* **Exercise goal**:
Extract every line of the entries below verbatim, changing nothing.

* **Supplied material**:
= = = = =
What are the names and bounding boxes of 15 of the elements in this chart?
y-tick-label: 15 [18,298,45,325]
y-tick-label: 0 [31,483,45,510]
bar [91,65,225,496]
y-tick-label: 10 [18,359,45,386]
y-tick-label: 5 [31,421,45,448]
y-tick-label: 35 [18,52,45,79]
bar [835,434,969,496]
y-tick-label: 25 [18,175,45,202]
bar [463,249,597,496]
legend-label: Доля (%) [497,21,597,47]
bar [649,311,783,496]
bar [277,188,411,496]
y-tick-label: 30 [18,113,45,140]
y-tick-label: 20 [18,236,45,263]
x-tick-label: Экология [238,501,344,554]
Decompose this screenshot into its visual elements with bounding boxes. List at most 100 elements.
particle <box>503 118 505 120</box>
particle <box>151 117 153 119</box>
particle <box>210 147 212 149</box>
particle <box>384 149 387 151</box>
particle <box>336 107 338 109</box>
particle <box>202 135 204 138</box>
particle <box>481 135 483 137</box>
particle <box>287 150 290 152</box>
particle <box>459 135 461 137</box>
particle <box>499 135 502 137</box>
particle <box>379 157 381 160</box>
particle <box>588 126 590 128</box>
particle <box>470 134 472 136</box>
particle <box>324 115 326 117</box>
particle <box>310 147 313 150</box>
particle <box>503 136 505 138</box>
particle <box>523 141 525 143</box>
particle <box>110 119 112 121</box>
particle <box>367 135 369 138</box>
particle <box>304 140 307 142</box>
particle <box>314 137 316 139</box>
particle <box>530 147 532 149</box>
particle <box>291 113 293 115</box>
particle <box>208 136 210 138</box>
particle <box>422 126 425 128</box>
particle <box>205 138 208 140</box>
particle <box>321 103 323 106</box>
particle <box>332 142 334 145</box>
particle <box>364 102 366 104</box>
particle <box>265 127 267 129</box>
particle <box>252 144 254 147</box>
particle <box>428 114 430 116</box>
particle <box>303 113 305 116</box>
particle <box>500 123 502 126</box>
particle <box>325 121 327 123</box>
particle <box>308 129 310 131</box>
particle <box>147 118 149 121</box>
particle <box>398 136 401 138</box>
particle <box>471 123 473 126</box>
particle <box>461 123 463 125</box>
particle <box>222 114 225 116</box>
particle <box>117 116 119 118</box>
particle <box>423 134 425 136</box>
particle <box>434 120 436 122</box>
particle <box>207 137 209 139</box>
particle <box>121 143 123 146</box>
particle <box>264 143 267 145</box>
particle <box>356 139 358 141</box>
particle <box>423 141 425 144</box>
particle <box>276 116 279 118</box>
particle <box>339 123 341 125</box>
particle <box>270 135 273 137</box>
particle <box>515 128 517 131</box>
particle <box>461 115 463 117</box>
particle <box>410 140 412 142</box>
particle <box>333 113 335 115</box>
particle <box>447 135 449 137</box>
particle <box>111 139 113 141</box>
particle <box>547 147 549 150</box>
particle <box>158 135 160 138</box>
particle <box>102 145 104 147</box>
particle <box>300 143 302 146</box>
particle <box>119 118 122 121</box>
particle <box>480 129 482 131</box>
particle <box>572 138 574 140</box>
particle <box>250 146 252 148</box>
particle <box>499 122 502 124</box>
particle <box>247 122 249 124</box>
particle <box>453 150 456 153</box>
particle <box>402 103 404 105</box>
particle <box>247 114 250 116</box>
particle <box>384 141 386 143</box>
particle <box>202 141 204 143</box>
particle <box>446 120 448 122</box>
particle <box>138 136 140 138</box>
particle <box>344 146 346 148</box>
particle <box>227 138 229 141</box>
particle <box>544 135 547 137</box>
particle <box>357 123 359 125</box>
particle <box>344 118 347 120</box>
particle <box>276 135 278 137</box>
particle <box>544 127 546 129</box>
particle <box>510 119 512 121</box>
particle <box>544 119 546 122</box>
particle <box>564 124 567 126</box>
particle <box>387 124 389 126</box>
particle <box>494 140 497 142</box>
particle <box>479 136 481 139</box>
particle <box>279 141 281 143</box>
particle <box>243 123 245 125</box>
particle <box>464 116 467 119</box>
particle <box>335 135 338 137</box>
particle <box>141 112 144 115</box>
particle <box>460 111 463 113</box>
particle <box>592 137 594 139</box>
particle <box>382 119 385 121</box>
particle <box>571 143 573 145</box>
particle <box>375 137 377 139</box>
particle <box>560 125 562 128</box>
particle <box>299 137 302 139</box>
= = = = =
* **Task output**:
What are the names and bounding boxes of 15 of the elements in this chart?
y-tick-label: 15 [18,298,45,325]
y-tick-label: 0 [31,483,45,510]
bar [91,65,225,496]
y-tick-label: 10 [18,359,45,386]
y-tick-label: 5 [31,421,45,448]
y-tick-label: 35 [18,52,45,79]
bar [835,434,969,496]
y-tick-label: 25 [18,175,45,202]
bar [463,249,597,496]
legend-label: Доля (%) [497,21,597,47]
bar [649,311,783,496]
bar [277,188,411,496]
y-tick-label: 30 [18,113,45,140]
y-tick-label: 20 [18,236,45,263]
x-tick-label: Экология [238,501,344,554]
Decompose this screenshot into its visual elements with bounding boxes. List at most 100 elements.
particle <box>503 118 505 120</box>
particle <box>151 117 153 119</box>
particle <box>210 147 212 149</box>
particle <box>384 149 387 151</box>
particle <box>336 107 338 109</box>
particle <box>202 135 204 138</box>
particle <box>481 135 483 137</box>
particle <box>287 150 290 152</box>
particle <box>459 135 461 137</box>
particle <box>499 135 502 137</box>
particle <box>379 157 381 160</box>
particle <box>588 126 590 128</box>
particle <box>470 134 472 136</box>
particle <box>324 115 326 117</box>
particle <box>310 147 313 150</box>
particle <box>503 136 505 138</box>
particle <box>523 141 525 143</box>
particle <box>110 119 112 121</box>
particle <box>367 135 369 138</box>
particle <box>304 140 307 142</box>
particle <box>314 137 316 139</box>
particle <box>530 147 532 149</box>
particle <box>291 113 293 115</box>
particle <box>208 136 210 138</box>
particle <box>422 126 425 128</box>
particle <box>205 138 208 140</box>
particle <box>321 103 323 106</box>
particle <box>332 142 334 145</box>
particle <box>364 102 366 104</box>
particle <box>265 127 267 129</box>
particle <box>252 144 254 147</box>
particle <box>428 114 430 116</box>
particle <box>303 113 305 116</box>
particle <box>500 123 502 126</box>
particle <box>325 121 327 123</box>
particle <box>308 129 310 131</box>
particle <box>147 118 149 121</box>
particle <box>398 136 401 138</box>
particle <box>471 123 473 126</box>
particle <box>461 123 463 125</box>
particle <box>222 114 225 116</box>
particle <box>117 116 119 118</box>
particle <box>423 134 425 136</box>
particle <box>434 120 436 122</box>
particle <box>207 137 209 139</box>
particle <box>121 143 123 146</box>
particle <box>264 143 267 145</box>
particle <box>356 139 358 141</box>
particle <box>423 141 425 144</box>
particle <box>276 116 279 118</box>
particle <box>339 123 341 125</box>
particle <box>270 135 273 137</box>
particle <box>515 128 517 131</box>
particle <box>461 115 463 117</box>
particle <box>410 140 412 142</box>
particle <box>333 113 335 115</box>
particle <box>447 135 449 137</box>
particle <box>111 139 113 141</box>
particle <box>547 147 549 150</box>
particle <box>158 135 160 138</box>
particle <box>102 145 104 147</box>
particle <box>300 143 302 146</box>
particle <box>119 118 122 121</box>
particle <box>480 129 482 131</box>
particle <box>572 138 574 140</box>
particle <box>250 146 252 148</box>
particle <box>499 122 502 124</box>
particle <box>247 122 249 124</box>
particle <box>453 150 456 153</box>
particle <box>402 103 404 105</box>
particle <box>247 114 250 116</box>
particle <box>384 141 386 143</box>
particle <box>202 141 204 143</box>
particle <box>446 120 448 122</box>
particle <box>138 136 140 138</box>
particle <box>344 146 346 148</box>
particle <box>227 138 229 141</box>
particle <box>544 135 547 137</box>
particle <box>357 123 359 125</box>
particle <box>344 118 347 120</box>
particle <box>276 135 278 137</box>
particle <box>544 127 546 129</box>
particle <box>510 119 512 121</box>
particle <box>544 119 546 122</box>
particle <box>564 124 567 126</box>
particle <box>387 124 389 126</box>
particle <box>494 140 497 142</box>
particle <box>479 136 481 139</box>
particle <box>279 141 281 143</box>
particle <box>243 123 245 125</box>
particle <box>464 116 467 119</box>
particle <box>335 135 338 137</box>
particle <box>141 112 144 115</box>
particle <box>460 111 463 113</box>
particle <box>592 137 594 139</box>
particle <box>382 119 385 121</box>
particle <box>571 143 573 145</box>
particle <box>375 137 377 139</box>
particle <box>560 125 562 128</box>
particle <box>299 137 302 139</box>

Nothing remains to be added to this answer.